**Task statement:**
Reproduce every line of the entries below without any change, but leave out the pictures.

**Lines of data:**
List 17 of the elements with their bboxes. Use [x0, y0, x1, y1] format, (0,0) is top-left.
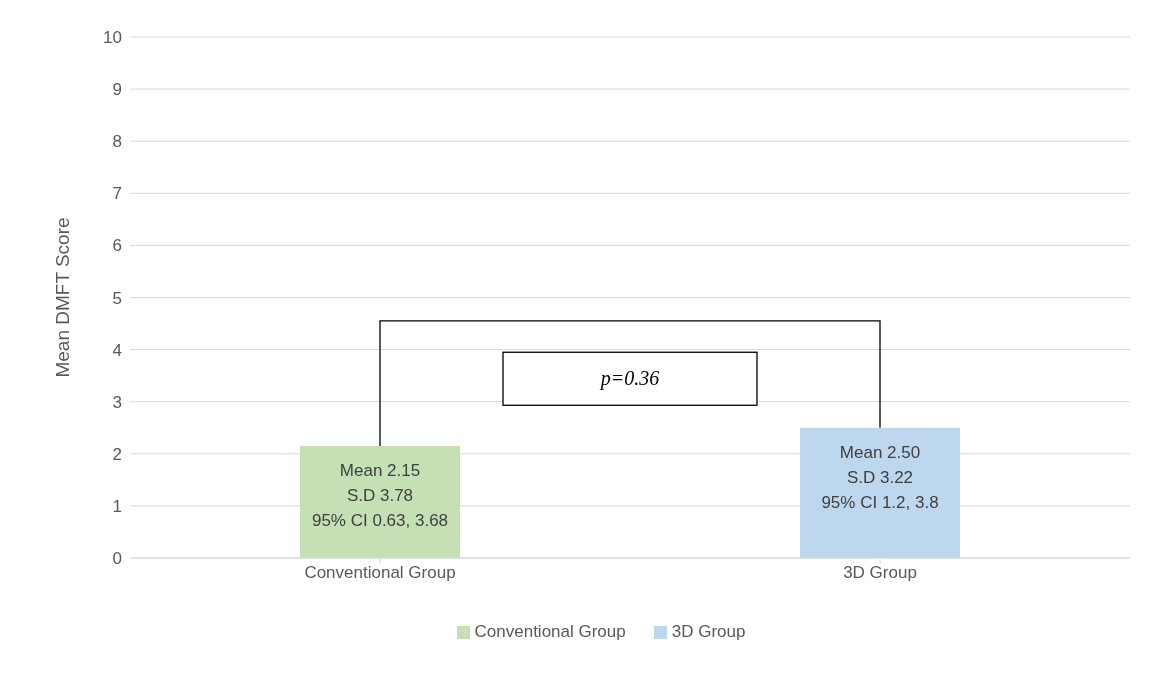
y-tick-label: 1: [112, 496, 122, 516]
y-tick-label: 2: [112, 444, 122, 464]
annotation: Mean 2.50 S.D 3.22 95% CI 1.2, 3.8: [821, 442, 939, 512]
y-tick-label: 5: [112, 288, 122, 308]
y-tick-label: 10: [103, 28, 122, 48]
y-tick-label: 3: [112, 392, 122, 412]
y-tick-label: 9: [112, 80, 122, 100]
y-tick-label: 7: [112, 184, 122, 204]
y-tick-label: 6: [112, 236, 122, 256]
legend-label: Conventional Group: [474, 622, 626, 642]
annotation: p=0.36: [598, 367, 660, 391]
legend-label: 3D Group: [671, 622, 746, 642]
annotation: Mean 2.15 S.D 3.78 95% CI 0.63, 3.68: [311, 460, 449, 530]
y-tick-label: 0: [112, 549, 122, 569]
y-tick-label: 4: [112, 340, 122, 360]
y-tick-label: 8: [112, 132, 122, 152]
y-axis-title: Mean DMFT Score: [51, 217, 73, 378]
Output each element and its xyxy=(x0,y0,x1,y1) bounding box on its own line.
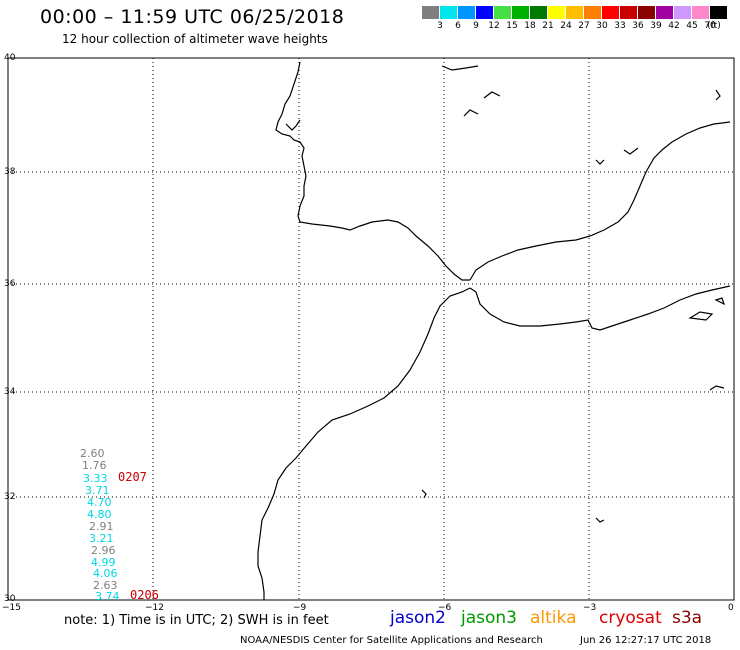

**Solved problem:**
List 17 of the elements with their bboxes. Use [x0, y0, x1, y1] format, (0,0) is top-left.
y-tick-label: 1: [112, 496, 122, 516]
y-tick-label: 2: [112, 444, 122, 464]
annotation: Mean 2.50 S.D 3.22 95% CI 1.2, 3.8: [821, 442, 939, 512]
y-tick-label: 5: [112, 288, 122, 308]
y-tick-label: 10: [103, 28, 122, 48]
y-tick-label: 3: [112, 392, 122, 412]
y-tick-label: 9: [112, 80, 122, 100]
y-tick-label: 7: [112, 184, 122, 204]
y-tick-label: 6: [112, 236, 122, 256]
legend-label: Conventional Group: [474, 622, 626, 642]
annotation: p=0.36: [598, 367, 660, 391]
legend-label: 3D Group: [671, 622, 746, 642]
annotation: Mean 2.15 S.D 3.78 95% CI 0.63, 3.68: [311, 460, 449, 530]
y-tick-label: 0: [112, 549, 122, 569]
y-tick-label: 4: [112, 340, 122, 360]
y-tick-label: 8: [112, 132, 122, 152]
y-axis-title: Mean DMFT Score: [51, 217, 73, 378]
Output each element and its xyxy=(x0,y0,x1,y1) bounding box on its own line.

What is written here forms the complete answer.